__YOUR INSTRUCTIONS__: Identify each line in the records below that contains the word "CLOSE", and copy it.

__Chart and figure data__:
..........
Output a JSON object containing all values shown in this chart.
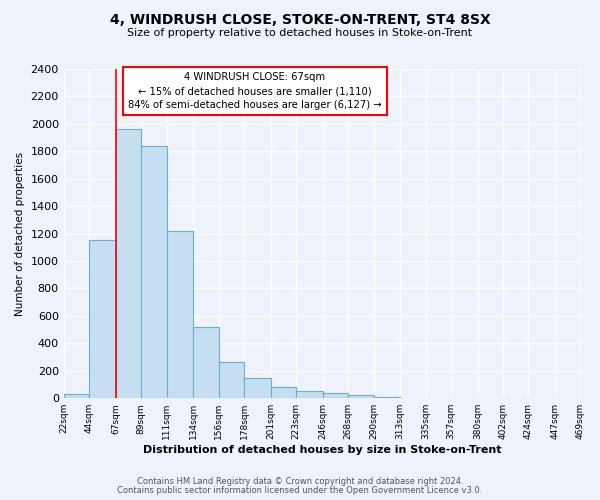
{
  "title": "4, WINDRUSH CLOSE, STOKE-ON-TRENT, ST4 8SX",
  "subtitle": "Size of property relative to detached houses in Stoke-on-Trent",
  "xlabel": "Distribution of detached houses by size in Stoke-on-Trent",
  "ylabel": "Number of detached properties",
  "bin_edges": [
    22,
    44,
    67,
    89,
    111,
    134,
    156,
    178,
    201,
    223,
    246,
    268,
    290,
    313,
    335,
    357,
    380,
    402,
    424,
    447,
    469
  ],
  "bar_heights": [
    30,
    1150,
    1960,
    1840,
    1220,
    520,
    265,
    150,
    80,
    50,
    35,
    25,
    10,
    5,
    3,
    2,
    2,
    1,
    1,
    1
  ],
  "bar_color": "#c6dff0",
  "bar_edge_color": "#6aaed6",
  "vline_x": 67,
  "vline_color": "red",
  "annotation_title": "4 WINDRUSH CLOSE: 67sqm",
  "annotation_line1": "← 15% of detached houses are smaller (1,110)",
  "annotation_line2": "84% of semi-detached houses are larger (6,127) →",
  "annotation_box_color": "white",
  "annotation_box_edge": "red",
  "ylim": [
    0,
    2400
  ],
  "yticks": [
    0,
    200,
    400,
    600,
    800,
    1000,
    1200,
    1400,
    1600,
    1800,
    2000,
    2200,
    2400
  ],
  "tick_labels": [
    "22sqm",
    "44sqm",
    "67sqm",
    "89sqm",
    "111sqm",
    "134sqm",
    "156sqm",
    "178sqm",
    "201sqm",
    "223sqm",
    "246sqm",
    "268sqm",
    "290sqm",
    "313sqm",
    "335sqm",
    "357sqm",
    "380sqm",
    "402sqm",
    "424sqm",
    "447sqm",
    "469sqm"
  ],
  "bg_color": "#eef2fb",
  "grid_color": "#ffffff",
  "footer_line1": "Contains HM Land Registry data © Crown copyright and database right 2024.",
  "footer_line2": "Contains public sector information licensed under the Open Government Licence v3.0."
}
..........
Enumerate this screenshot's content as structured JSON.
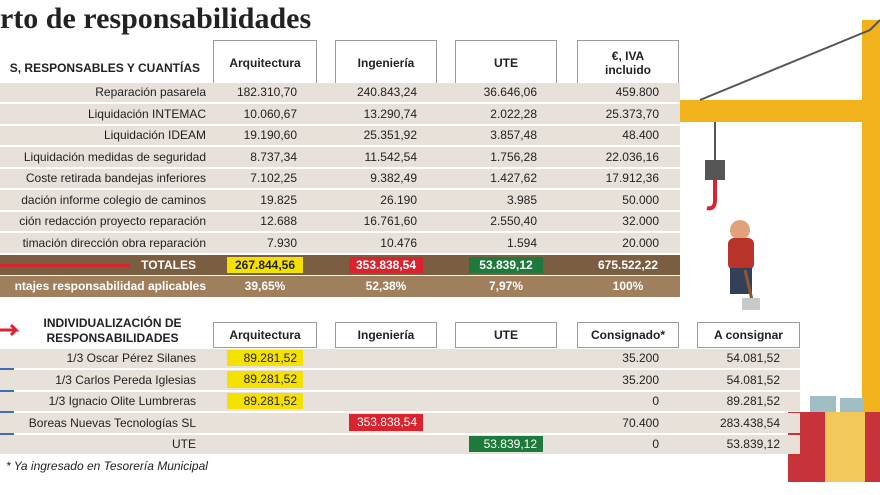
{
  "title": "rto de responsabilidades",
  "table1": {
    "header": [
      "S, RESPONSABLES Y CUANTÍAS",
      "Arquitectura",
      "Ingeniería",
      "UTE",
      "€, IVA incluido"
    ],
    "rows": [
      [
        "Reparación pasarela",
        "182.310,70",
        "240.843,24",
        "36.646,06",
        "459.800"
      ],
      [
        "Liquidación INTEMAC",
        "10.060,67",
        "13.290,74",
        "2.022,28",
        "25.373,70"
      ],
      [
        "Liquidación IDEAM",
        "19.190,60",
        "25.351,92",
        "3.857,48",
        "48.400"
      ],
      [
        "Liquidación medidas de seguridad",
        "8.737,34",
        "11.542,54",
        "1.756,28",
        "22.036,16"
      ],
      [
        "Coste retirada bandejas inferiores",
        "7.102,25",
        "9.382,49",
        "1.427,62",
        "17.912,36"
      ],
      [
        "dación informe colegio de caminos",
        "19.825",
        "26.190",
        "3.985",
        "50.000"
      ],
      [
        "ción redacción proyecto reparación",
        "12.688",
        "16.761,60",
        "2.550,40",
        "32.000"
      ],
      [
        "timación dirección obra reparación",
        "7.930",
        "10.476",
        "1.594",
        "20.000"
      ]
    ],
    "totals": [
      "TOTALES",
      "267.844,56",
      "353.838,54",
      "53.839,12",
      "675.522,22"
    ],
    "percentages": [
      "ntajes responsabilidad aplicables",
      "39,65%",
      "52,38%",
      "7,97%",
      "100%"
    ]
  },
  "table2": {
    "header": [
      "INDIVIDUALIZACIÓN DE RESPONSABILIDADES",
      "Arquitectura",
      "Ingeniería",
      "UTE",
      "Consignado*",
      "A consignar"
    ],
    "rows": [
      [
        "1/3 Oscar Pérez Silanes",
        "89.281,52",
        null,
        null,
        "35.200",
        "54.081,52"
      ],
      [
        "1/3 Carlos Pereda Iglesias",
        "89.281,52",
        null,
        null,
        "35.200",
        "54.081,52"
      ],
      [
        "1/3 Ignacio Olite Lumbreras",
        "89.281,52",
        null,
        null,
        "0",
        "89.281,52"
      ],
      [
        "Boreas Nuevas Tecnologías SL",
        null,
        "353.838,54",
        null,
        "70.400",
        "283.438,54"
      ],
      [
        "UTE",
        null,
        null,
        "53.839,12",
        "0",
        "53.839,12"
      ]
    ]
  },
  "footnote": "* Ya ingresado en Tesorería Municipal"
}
..........
__SOLUTION TO THE PROBLEM__:
  "title": "4, WINDRUSH CLOSE, STOKE-ON-TRENT, ST4 8SX",
  "annotation_title": "4 WINDRUSH CLOSE: 67sqm",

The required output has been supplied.